Set down all of the data that follows word for word, without the images.

□ □ □ □ □ □ □

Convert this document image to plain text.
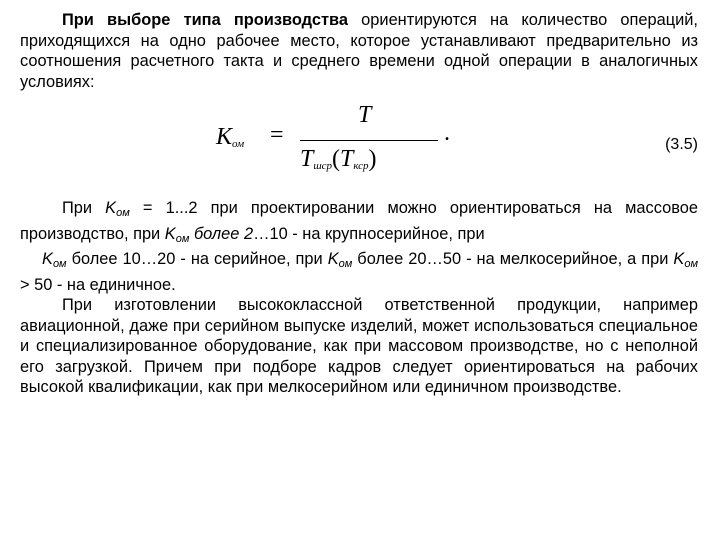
При выборе типа производства ориентируются на количество операций, приходящихся на одно рабочее место, которое устанавливают предварительно из соотношения расчетного такта и среднего времени одной операции в аналогичных условиях:

$K_{ом}$ =
T
$T_{шср}(T_{кср})$
.	(3.5)

При $K_{ом} = 1...2$ при проектировании можно ориентироваться на массовое производство, при $K_{ом}$ более 2…10 - на крупносерийное, при

$K_{ом}$ более 10…20 - на серийное, при $K_{ом}$ более 20…50 - на мелкосерийное, а при $K_{ом} > 50$ - на единичное.

При изготовлении высококлассной ответственной продукции, например авиационной, даже при серийном выпуске изделий, может использоваться специальное и специализированное оборудование, как при массовом производстве, но с неполной его загрузкой. Причем при подборе кадров следует ориентироваться на рабочих высокой квалификации, как при мелкосерийном или единичном производстве.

□ □ □ □ □ □ □

◆ Exercise response:
Convert this document image to plain text.
При выборе типа производства ориентируются на количество операций, приходящихся на одно рабочее место, которое устанавливают предварительно из соотношения расчетного такта и среднего времени одной операции в аналогичных условиях:

$K_{ом}$ =
T
$T_{шср}(T_{кср})$
.	(3.5)

При $K_{ом} = 1...2$ при проектировании можно ориентироваться на массовое производство, при $K_{ом}$ более 2…10 - на крупносерийное, при

$K_{ом}$ более 10…20 - на серийное, при $K_{ом}$ более 20…50 - на мелкосерийное, а при $K_{ом} > 50$ - на единичное.

При изготовлении высококлассной ответственной продукции, например авиационной, даже при серийном выпуске изделий, может использоваться специальное и специализированное оборудование, как при массовом производстве, но с неполной его загрузкой. Причем при подборе кадров следует ориентироваться на рабочих высокой квалификации, как при мелкосерийном или единичном производстве.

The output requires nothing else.